▶ _SET TASK_: Collect from the data below each line with "title".
>> Start EXTRACTED DATA
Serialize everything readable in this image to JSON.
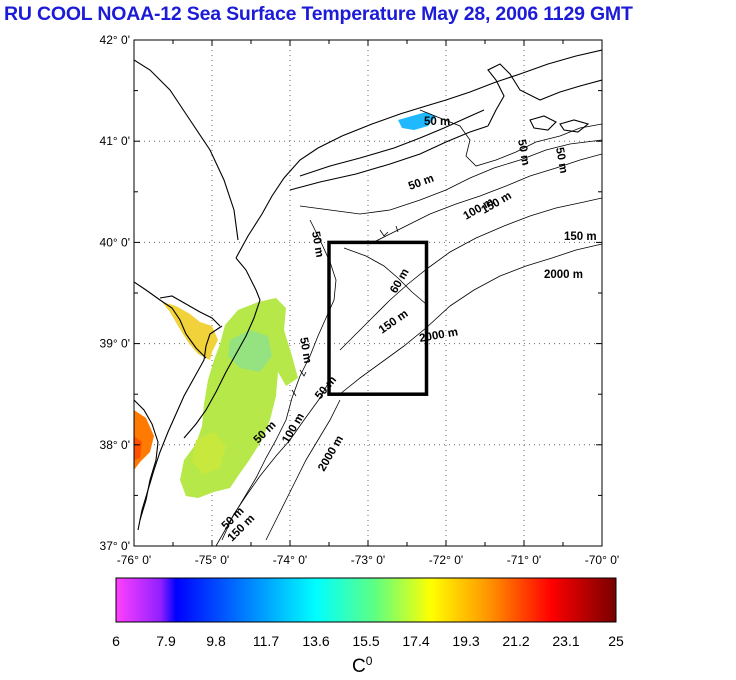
{
  "title": "RU COOL  NOAA-12 Sea Surface Temperature May 28, 2006 1129 GMT",
  "map": {
    "lat_labels": [
      "42° 0'",
      "41° 0'",
      "40° 0'",
      "39° 0'",
      "38° 0'",
      "37° 0'"
    ],
    "lon_labels": [
      "-76° 0'",
      "-75° 0'",
      "-74° 0'",
      "-73° 0'",
      "-72° 0'",
      "-71° 0'",
      "-70° 0'"
    ],
    "lat_range": [
      37,
      42
    ],
    "lon_range": [
      -76,
      -70
    ],
    "study_box": {
      "lon": [
        -73.5,
        -72.25
      ],
      "lat": [
        38.5,
        40
      ]
    },
    "contour_labels": {
      "c1": "50 m",
      "c2": "50 m",
      "c3": "50 m",
      "c4": "50 m",
      "c5": "100 m",
      "c6": "150 m",
      "c7": "2000 m",
      "c8": "50 m",
      "c9": "60 m",
      "c10": "150 m",
      "c11": "2000 m",
      "c12": "50 m",
      "c13": "50 m",
      "c14": "100 m",
      "c15": "2000 m",
      "c16": "50 m",
      "c17": "150 m",
      "c18": "150 m",
      "c19": "50 m"
    }
  },
  "colorbar": {
    "ticks": [
      "6",
      "7.9",
      "9.8",
      "11.7",
      "13.6",
      "15.5",
      "17.4",
      "19.3",
      "21.2",
      "23.1",
      "25"
    ],
    "min": 6,
    "max": 25,
    "unit": "C",
    "unit_sup": "0"
  },
  "colors": {
    "title": "#1c1cd8",
    "land_coast": "#000000",
    "sst_warm": "#ff7a00",
    "sst_mid": "#b6e84a",
    "sst_cool": "#20b8ff"
  }
}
>> End EXTRACTED DATA
▶ _FINISHED EXERCISE_:
  "title": "RU COOL  NOAA-12 Sea Surface Temperature May 28, 2006 1129 GMT",
    "title": "#1c1cd8",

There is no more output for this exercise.